→ EXERCISE OBJECTIVE
In the biographical text about Thomas Pynchon below, who was Pynchon's earliest American ancestor, and in what year did he emigrate?

-- Start DOCUMENT SEGMENT --

Thomas Pynchon was born in 1937 in Glen Cove, Long Island, New York, one of three children of Thomas Ruggles Pynchon, Sr. (1907—1995) and Katherine Frances Bennett (1909—1996). His earliest American ancestor, William Pynchon, emigrated to the Massachusetts Bay Colony with the Winthrop Fleet in 1630, and thereafter a long line of Pynchon descendants found wealth and repute on American soil. Pynchon's family background and aspects of his ancestry have provided source material for his fictions, particularly in the Slothrop family histories related in the short story "The Secret Integration" (1964) and
Gravity's Rainbow (1973).
Childhood and education
Pynchon attended Oyster Bay High School in Oyster Bay, where he was awarded 'student of the year' and contributed short fictional pieces to his school newspaper. These juvenilia incorporated some of the literary motifs and recurring subject matter he would use throughout his career: oddball names, sophomoric humor, illicit drug use, and paranoia (Pynchon 1952—3).

-- End DOCUMENT SEGMENT --
-- Start DATASET SECTION --

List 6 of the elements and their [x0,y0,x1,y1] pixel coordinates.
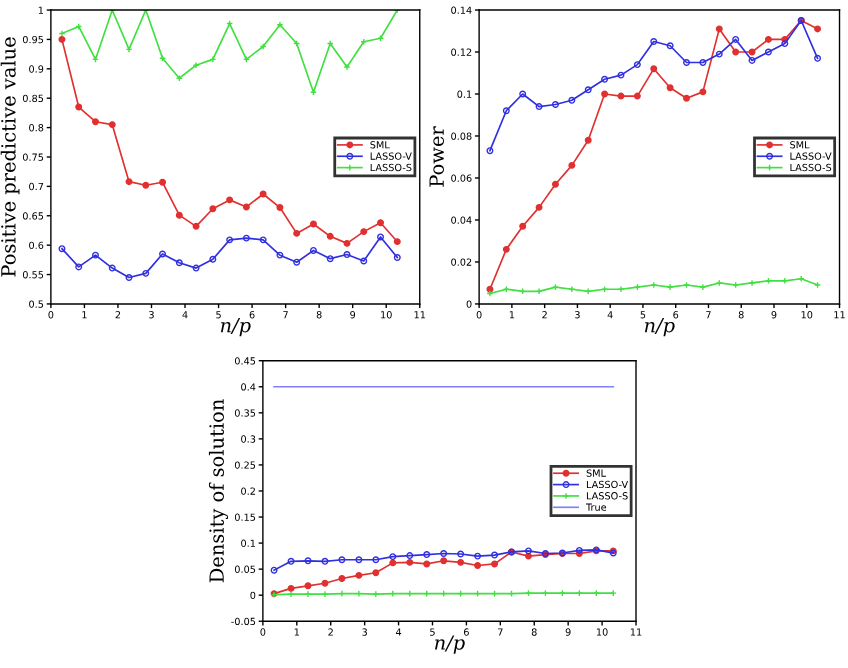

-- End DATASET SECTION --

→ PROBLEM SOLUTION
William Pynchon, who emigrated to the Massachusetts Bay Colony with the Winthrop Fleet in 1630.